▶ **EXERCISE TASK**
Quote the entries word for word. Omit the pictures.

Records from a data collection:

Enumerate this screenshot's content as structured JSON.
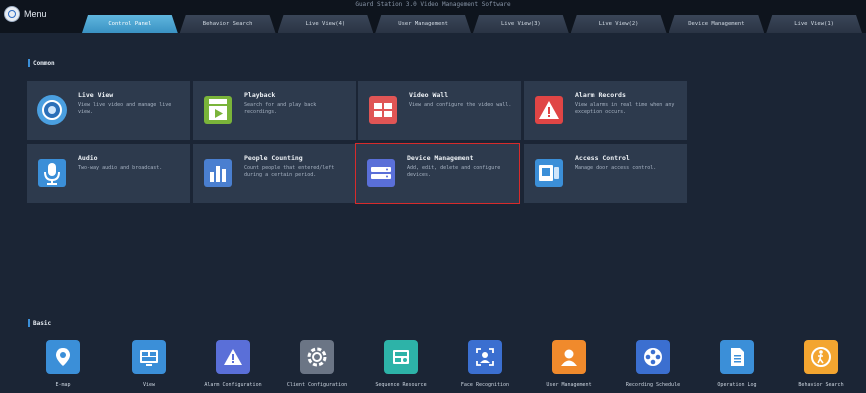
{
  "window": {
    "title": "Guard Station 3.0 Video Management Software"
  },
  "menu": {
    "label": "Menu"
  },
  "tabs": [
    "Control Panel",
    "Behavior Search",
    "Live View(4)",
    "User Management",
    "Live View(3)",
    "Live View(2)",
    "Device Management",
    "Live View(1)"
  ],
  "active_tab": "Control Panel",
  "sections": {
    "common": "Common",
    "basic": "Basic"
  },
  "cards": [
    {
      "title": "Live View",
      "desc": "View live video and manage live view.",
      "icon": "live-view-icon"
    },
    {
      "title": "Playback",
      "desc": "Search for and play back recordings.",
      "icon": "playback-icon"
    },
    {
      "title": "Video Wall",
      "desc": "View and configure the video wall.",
      "icon": "video-wall-icon"
    },
    {
      "title": "Alarm Records",
      "desc": "View alarms in real time when any exception occurs.",
      "icon": "alarm-icon"
    },
    {
      "title": "Audio",
      "desc": "Two-way audio and broadcast.",
      "icon": "microphone-icon"
    },
    {
      "title": "People Counting",
      "desc": "Count people that entered/left during a certain period.",
      "icon": "people-counting-icon"
    },
    {
      "title": "Device Management",
      "desc": "Add, edit, delete and configure devices.",
      "icon": "device-icon"
    },
    {
      "title": "Access Control",
      "desc": "Manage door access control.",
      "icon": "access-control-icon"
    }
  ],
  "selected_card": "Device Management",
  "basic_items": [
    "E-map",
    "View",
    "Alarm Configuration",
    "Client Configuration",
    "Sequence Resource",
    "Face Recognition",
    "User Management",
    "Recording Schedule",
    "Operation Log",
    "Behavior Search"
  ],
  "colors": {
    "accent": "#3a92c3",
    "selection": "#d72b2b",
    "background": "#1b2535",
    "card": "#2d3a4d"
  }
}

▶ **EXERCISE RESPONSE**
Enumerate this screenshot's content as structured JSON.
{
  "window": {
    "title": "Guard Station 3.0 Video Management Software"
  },
  "menu": {
    "label": "Menu"
  },
  "tabs": [
    "Control Panel",
    "Behavior Search",
    "Live View(4)",
    "User Management",
    "Live View(3)",
    "Live View(2)",
    "Device Management",
    "Live View(1)"
  ],
  "active_tab": "Control Panel",
  "sections": {
    "common": "Common",
    "basic": "Basic"
  },
  "cards": [
    {
      "title": "Live View",
      "desc": "View live video and manage live view.",
      "icon": "live-view-icon"
    },
    {
      "title": "Playback",
      "desc": "Search for and play back recordings.",
      "icon": "playback-icon"
    },
    {
      "title": "Video Wall",
      "desc": "View and configure the video wall.",
      "icon": "video-wall-icon"
    },
    {
      "title": "Alarm Records",
      "desc": "View alarms in real time when any exception occurs.",
      "icon": "alarm-icon"
    },
    {
      "title": "Audio",
      "desc": "Two-way audio and broadcast.",
      "icon": "microphone-icon"
    },
    {
      "title": "People Counting",
      "desc": "Count people that entered/left during a certain period.",
      "icon": "people-counting-icon"
    },
    {
      "title": "Device Management",
      "desc": "Add, edit, delete and configure devices.",
      "icon": "device-icon"
    },
    {
      "title": "Access Control",
      "desc": "Manage door access control.",
      "icon": "access-control-icon"
    }
  ],
  "selected_card": "Device Management",
  "basic_items": [
    "E-map",
    "View",
    "Alarm Configuration",
    "Client Configuration",
    "Sequence Resource",
    "Face Recognition",
    "User Management",
    "Recording Schedule",
    "Operation Log",
    "Behavior Search"
  ],
  "colors": {
    "accent": "#3a92c3",
    "selection": "#d72b2b",
    "background": "#1b2535",
    "card": "#2d3a4d"
  }
}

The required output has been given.